EXERCISE DETAILS: In the records that follow, show each line where the word "верхнекамских" is present.

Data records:
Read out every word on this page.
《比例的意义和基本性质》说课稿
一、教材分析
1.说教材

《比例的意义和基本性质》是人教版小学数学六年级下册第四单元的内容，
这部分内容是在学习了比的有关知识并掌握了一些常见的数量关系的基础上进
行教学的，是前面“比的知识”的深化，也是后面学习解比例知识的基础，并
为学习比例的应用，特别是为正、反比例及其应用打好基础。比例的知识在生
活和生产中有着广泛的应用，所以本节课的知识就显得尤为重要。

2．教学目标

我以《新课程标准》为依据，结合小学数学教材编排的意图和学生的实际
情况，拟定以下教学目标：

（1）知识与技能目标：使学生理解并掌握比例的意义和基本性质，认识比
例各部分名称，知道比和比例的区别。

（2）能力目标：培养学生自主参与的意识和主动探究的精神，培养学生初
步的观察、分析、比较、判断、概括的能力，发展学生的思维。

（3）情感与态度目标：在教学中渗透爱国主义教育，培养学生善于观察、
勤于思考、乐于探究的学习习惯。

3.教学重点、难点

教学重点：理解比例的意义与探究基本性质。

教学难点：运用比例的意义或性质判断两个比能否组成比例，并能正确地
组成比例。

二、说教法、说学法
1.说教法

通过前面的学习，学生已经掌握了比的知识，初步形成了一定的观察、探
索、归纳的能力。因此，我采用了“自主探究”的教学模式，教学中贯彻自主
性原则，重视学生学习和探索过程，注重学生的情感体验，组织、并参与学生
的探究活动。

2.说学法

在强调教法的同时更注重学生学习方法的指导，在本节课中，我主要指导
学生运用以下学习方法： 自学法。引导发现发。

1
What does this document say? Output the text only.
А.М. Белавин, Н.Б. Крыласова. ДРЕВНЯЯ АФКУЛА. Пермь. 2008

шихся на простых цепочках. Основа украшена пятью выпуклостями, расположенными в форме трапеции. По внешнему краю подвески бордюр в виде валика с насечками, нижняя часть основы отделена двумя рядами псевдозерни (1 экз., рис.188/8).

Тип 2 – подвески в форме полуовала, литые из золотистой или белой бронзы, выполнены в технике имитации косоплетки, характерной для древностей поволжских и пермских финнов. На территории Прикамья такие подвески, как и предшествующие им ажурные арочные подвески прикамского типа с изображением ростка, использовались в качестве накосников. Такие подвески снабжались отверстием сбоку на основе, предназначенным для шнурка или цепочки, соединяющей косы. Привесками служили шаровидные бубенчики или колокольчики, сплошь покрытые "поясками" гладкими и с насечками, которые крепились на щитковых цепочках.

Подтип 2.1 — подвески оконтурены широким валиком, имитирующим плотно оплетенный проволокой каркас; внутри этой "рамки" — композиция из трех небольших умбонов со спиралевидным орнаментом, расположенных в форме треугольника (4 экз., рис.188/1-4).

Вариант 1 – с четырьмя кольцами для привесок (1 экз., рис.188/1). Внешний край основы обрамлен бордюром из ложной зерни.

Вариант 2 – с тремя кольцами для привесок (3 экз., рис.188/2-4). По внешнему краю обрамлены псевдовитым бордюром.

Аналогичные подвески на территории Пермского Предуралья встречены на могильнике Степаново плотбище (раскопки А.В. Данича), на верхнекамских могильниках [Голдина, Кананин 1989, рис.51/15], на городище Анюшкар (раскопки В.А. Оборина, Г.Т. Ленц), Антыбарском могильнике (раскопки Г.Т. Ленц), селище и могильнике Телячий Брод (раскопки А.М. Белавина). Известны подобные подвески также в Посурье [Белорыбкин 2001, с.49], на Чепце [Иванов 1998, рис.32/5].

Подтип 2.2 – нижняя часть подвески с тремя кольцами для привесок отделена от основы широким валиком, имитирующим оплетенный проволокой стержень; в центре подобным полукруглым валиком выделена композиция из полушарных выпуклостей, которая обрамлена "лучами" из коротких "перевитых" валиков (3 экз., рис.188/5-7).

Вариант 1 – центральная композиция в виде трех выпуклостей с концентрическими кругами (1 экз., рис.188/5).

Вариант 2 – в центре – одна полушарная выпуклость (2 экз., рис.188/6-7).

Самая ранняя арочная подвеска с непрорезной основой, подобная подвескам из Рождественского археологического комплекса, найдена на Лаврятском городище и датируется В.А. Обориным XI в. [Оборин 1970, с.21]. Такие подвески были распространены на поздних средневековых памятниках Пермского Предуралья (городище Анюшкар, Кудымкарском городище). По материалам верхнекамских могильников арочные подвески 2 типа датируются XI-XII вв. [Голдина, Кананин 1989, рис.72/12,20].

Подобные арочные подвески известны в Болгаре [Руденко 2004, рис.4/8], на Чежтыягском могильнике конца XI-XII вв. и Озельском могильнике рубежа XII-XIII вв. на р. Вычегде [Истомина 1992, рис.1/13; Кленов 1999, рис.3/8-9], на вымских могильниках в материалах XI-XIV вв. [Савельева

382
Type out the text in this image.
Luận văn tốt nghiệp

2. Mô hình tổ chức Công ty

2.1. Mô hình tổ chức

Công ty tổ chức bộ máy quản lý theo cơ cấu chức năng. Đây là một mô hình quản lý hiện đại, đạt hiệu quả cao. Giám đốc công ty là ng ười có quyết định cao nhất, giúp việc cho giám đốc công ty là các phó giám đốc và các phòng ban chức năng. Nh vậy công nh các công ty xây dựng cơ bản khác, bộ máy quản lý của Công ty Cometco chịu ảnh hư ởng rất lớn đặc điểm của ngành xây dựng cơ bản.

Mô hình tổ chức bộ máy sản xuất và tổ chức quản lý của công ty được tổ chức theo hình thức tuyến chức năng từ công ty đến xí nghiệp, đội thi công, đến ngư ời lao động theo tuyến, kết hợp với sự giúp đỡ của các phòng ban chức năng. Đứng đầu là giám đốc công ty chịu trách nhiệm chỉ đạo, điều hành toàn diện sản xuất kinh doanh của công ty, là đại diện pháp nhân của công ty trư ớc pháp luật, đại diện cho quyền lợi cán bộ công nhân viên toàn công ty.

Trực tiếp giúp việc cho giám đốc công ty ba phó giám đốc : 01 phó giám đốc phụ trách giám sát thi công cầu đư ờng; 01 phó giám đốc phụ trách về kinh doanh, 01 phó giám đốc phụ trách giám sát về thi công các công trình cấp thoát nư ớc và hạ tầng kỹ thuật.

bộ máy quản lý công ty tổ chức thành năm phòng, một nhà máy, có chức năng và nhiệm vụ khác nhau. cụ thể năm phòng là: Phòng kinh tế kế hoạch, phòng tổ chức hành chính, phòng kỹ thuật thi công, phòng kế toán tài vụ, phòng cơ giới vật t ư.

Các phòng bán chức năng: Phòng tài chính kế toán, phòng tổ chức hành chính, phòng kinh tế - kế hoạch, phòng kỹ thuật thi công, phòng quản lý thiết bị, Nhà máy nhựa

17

TASK SOLUTION:
Аналогичные подвески на территории Пермского Предуралья встречены на могильнике Степаново плотбище (раскопки А.В. Данича), на верхнекамских могильниках [Голдина, Кананин 1989, рис.51/15], на городище Анюшкар (раскопки В.А. Оборина, Г.Т. Ленц), Антыбарском могильнике (раскопки Г.Т. Ленц), селище и могильнике Телячий Брод (раскопки А.М. Белавина). Известны подобные подвески также в Посурье [Белорыбкин 2001, с.49], на Чепце [Иванов 1998, рис.32/5].
Самая ранняя арочная подвеска с непрорезной основой, подобная подвескам из Рождественского археологического комплекса, найдена на Лаврятском городище и датируется В.А. Обориным XI в. [Оборин 1970, с.21]. Такие подвески были распространены на поздних средневековых памятниках Пермского Предуралья (городище Анюшкар, Кудымкарском городище). По материалам верхнекамских могильников арочные подвески 2 типа датируются XI-XII вв. [Голдина, Кананин 1989, рис.72/12,20].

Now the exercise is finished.